__ESTRATTO DEL DOCUMENTO__
++++++++++++++++++++
Angela Fragiacomo1 dicembre 2011

Il dolore, quando si presenta, va accompagnato, attraversato, in immersione catartica... il dolore è occasione di conoscenza... solo così si può esser pronti alla guarigione... fino al prossimo dolore... Profonda, mi colpisce dal primo all'ultimo verso... persuasa a compiere tutto il tragitto... Una voce fuori campo, e l'immagine della donna prende corpo... si sveste e riveste più volte, delle sue sofferenze... un'analisi della natura umana, molto profonda e veritiera

DonnaFPgreeneyed2 dicembre 2011

Un poetare che dribblando, con abilità lessicale, in allegorie chiaro scure, invita a riflettere sulle sfumature più o meno marcate della vita. Ad essere magari meno severi nel giudicarsi o quantomeno, ad essere meno seriosi cercando di assolversi uscendo dalla scia di sensazioni dolorose. Così mi pare... in ogni caso, apprezzata in toto.
++++++++++++++++++++
__MATERIALE MOSTRATO__
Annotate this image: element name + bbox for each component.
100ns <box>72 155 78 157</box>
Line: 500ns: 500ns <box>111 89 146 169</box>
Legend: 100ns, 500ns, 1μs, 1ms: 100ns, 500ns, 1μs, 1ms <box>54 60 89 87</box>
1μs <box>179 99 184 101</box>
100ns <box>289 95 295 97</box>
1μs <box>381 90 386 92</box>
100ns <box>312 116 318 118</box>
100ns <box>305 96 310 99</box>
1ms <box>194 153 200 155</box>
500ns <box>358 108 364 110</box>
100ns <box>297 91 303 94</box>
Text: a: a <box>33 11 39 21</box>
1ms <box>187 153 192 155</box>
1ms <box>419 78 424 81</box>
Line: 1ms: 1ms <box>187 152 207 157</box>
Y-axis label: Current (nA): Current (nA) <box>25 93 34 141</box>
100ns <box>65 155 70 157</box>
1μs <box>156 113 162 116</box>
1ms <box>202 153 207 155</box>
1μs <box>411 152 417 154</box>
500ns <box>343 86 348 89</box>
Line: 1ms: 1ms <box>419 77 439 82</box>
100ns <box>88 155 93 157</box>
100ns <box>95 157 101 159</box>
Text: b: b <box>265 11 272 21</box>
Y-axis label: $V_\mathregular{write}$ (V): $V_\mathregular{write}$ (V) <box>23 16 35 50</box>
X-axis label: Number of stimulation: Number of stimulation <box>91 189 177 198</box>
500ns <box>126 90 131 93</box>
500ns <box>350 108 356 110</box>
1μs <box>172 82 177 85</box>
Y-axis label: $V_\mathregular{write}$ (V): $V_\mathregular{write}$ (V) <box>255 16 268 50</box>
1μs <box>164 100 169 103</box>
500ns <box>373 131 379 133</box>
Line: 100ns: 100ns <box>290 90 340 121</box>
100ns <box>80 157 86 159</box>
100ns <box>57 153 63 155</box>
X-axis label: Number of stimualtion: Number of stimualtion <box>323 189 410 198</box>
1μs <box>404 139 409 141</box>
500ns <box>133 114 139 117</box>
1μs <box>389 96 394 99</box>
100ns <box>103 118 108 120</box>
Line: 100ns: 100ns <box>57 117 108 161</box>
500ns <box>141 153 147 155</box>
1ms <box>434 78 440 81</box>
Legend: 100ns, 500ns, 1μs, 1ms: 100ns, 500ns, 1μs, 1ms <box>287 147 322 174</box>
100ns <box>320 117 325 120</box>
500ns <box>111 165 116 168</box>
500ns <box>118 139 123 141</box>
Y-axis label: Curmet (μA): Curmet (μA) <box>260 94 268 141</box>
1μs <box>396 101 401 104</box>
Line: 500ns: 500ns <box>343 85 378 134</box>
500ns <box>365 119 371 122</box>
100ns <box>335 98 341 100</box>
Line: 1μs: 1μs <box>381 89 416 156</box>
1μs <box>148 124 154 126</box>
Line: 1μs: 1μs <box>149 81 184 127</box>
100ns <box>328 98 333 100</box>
++++++++++++++++++++
__COMPITO 1__
Riscrivi in forma più breve il paragrafo dell'estratto che comincia con «Un poetare che dribblando», mantenendone i fatti principali.
__COMPITO 2__
Di che cosa è occasione il dolore secondo l'estratto?
__COMPITO 3__
Prosegui l'estratto con i commenti sulla poesia, scrivendo il seguito dopo la sua ultima frase.

__RISPOSTA 1__
Una poesia che, con abilità lessicale e allegorie chiaroscure, invita a riflettere sulle sfumature della vita, a giudicarsi con meno severità e serietà e a uscire dalle sensazioni dolorose. È apprezzata in tutto.

__RISPOSTA 2__
Il dolore è occasione di conoscenza.

__RISPOSTA 3__
P
Paolo Morganti2 dicembre 2011

in ginocchio percorsi gli ultimi metri che mi portava alla basilica di Assisi nella marcia che nel 1990 feci da Macerata fino ad Assisi e ne ho viste tante di cose dolorose che oggi il ricordo riaffiora e commuove leggendo la tua nobile poesia e lo fai con estremo tatto e grande stile poetico . Sei massimo Omisam.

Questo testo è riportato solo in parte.